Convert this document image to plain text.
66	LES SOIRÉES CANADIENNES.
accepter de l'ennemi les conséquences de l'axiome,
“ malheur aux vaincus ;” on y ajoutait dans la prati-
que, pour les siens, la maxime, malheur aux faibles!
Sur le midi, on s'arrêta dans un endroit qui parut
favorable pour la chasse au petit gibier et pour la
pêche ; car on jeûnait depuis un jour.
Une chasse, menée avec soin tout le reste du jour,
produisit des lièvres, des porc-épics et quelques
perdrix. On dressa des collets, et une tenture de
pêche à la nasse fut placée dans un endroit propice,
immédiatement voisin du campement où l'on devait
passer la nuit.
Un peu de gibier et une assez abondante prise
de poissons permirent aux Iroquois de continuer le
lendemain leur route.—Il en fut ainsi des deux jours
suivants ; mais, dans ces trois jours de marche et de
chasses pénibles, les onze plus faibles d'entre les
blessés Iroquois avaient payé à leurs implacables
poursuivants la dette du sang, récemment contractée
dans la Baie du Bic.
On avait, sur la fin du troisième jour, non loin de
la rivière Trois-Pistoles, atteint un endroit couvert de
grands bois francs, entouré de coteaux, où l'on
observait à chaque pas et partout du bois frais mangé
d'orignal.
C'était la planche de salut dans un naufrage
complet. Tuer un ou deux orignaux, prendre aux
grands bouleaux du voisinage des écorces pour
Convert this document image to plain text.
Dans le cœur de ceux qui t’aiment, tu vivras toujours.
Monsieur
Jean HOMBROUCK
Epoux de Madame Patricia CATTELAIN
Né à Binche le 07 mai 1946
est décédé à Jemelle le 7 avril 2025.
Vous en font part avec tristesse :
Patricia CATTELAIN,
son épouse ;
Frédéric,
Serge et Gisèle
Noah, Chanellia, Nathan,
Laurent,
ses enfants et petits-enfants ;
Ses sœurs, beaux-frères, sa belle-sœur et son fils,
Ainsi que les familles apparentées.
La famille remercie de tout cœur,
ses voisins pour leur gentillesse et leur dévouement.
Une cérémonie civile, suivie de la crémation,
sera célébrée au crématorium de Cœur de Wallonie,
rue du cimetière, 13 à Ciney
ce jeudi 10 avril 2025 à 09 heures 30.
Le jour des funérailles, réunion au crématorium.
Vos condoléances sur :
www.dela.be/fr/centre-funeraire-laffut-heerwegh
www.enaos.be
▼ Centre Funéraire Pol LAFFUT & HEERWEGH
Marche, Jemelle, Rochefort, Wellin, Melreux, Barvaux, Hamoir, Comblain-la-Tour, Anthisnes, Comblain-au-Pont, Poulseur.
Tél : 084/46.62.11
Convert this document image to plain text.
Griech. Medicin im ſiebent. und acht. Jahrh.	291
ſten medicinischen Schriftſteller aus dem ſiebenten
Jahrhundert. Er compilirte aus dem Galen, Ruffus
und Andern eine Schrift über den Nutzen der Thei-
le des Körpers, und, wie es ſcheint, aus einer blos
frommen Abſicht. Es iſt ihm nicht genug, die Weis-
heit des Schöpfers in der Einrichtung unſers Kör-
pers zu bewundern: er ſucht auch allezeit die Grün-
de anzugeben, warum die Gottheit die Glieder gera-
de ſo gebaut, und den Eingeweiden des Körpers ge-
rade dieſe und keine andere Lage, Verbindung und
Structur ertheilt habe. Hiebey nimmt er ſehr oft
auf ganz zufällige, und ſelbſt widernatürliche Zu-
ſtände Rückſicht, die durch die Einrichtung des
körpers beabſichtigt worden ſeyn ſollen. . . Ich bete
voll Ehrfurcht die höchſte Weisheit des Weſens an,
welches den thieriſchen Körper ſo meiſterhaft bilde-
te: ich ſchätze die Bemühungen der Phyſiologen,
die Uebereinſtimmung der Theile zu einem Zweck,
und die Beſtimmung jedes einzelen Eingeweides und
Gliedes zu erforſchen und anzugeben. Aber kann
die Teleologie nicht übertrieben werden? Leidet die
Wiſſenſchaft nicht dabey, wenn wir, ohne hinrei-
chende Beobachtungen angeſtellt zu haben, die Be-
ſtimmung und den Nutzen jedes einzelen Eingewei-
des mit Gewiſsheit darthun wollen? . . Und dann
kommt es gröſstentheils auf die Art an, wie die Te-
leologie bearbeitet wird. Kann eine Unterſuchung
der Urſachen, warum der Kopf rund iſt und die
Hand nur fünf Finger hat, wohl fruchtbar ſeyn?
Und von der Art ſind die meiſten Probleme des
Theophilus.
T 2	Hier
● ● ● ● ●
(Your goal) Return the entries in full, keeping every line exactly as it is.

(Full output)
Convert this document image to plain text.
66	LES SOIRÉES CANADIENNES.
accepter de l'ennemi les conséquences de l'axiome,
“ malheur aux vaincus ;” on y ajoutait dans la prati-
que, pour les siens, la maxime, malheur aux faibles!
Sur le midi, on s'arrêta dans un endroit qui parut
favorable pour la chasse au petit gibier et pour la
pêche ; car on jeûnait depuis un jour.
Une chasse, menée avec soin tout le reste du jour,
produisit des lièvres, des porc-épics et quelques
perdrix. On dressa des collets, et une tenture de
pêche à la nasse fut placée dans un endroit propice,
immédiatement voisin du campement où l'on devait
passer la nuit.
Un peu de gibier et une assez abondante prise
de poissons permirent aux Iroquois de continuer le
lendemain leur route.—Il en fut ainsi des deux jours
suivants ; mais, dans ces trois jours de marche et de
chasses pénibles, les onze plus faibles d'entre les
blessés Iroquois avaient payé à leurs implacables
poursuivants la dette du sang, récemment contractée
dans la Baie du Bic.
On avait, sur la fin du troisième jour, non loin de
la rivière Trois-Pistoles, atteint un endroit couvert de
grands bois francs, entouré de coteaux, où l'on
observait à chaque pas et partout du bois frais mangé
d'orignal.
C'était la planche de salut dans un naufrage
complet. Tuer un ou deux orignaux, prendre aux
grands bouleaux du voisinage des écorces pour
Convert this document image to plain text.
Dans le cœur de ceux qui t’aiment, tu vivras toujours.
Monsieur
Jean HOMBROUCK
Epoux de Madame Patricia CATTELAIN
Né à Binche le 07 mai 1946
est décédé à Jemelle le 7 avril 2025.
Vous en font part avec tristesse :
Patricia CATTELAIN,
son épouse ;
Frédéric,
Serge et Gisèle
Noah, Chanellia, Nathan,
Laurent,
ses enfants et petits-enfants ;
Ses sœurs, beaux-frères, sa belle-sœur et son fils,
Ainsi que les familles apparentées.
La famille remercie de tout cœur,
ses voisins pour leur gentillesse et leur dévouement.
Une cérémonie civile, suivie de la crémation,
sera célébrée au crématorium de Cœur de Wallonie,
rue du cimetière, 13 à Ciney
ce jeudi 10 avril 2025 à 09 heures 30.
Le jour des funérailles, réunion au crématorium.
Vos condoléances sur :
www.dela.be/fr/centre-funeraire-laffut-heerwegh
www.enaos.be
▼ Centre Funéraire Pol LAFFUT & HEERWEGH
Marche, Jemelle, Rochefort, Wellin, Melreux, Barvaux, Hamoir, Comblain-la-Tour, Anthisnes, Comblain-au-Pont, Poulseur.
Tél : 084/46.62.11
Convert this document image to plain text.
Griech. Medicin im ſiebent. und acht. Jahrh.	291
ſten medicinischen Schriftſteller aus dem ſiebenten
Jahrhundert. Er compilirte aus dem Galen, Ruffus
und Andern eine Schrift über den Nutzen der Thei-
le des Körpers, und, wie es ſcheint, aus einer blos
frommen Abſicht. Es iſt ihm nicht genug, die Weis-
heit des Schöpfers in der Einrichtung unſers Kör-
pers zu bewundern: er ſucht auch allezeit die Grün-
de anzugeben, warum die Gottheit die Glieder gera-
de ſo gebaut, und den Eingeweiden des Körpers ge-
rade dieſe und keine andere Lage, Verbindung und
Structur ertheilt habe. Hiebey nimmt er ſehr oft
auf ganz zufällige, und ſelbſt widernatürliche Zu-
ſtände Rückſicht, die durch die Einrichtung des
körpers beabſichtigt worden ſeyn ſollen. . . Ich bete
voll Ehrfurcht die höchſte Weisheit des Weſens an,
welches den thieriſchen Körper ſo meiſterhaft bilde-
te: ich ſchätze die Bemühungen der Phyſiologen,
die Uebereinſtimmung der Theile zu einem Zweck,
und die Beſtimmung jedes einzelen Eingeweides und
Gliedes zu erforſchen und anzugeben. Aber kann
die Teleologie nicht übertrieben werden? Leidet die
Wiſſenſchaft nicht dabey, wenn wir, ohne hinrei-
chende Beobachtungen angeſtellt zu haben, die Be-
ſtimmung und den Nutzen jedes einzelen Eingewei-
des mit Gewiſsheit darthun wollen? . . Und dann
kommt es gröſstentheils auf die Art an, wie die Te-
leologie bearbeitet wird. Kann eine Unterſuchung
der Urſachen, warum der Kopf rund iſt und die
Hand nur fünf Finger hat, wohl fruchtbar ſeyn?
Und von der Art ſind die meiſten Probleme des
Theophilus.
T 2	Hier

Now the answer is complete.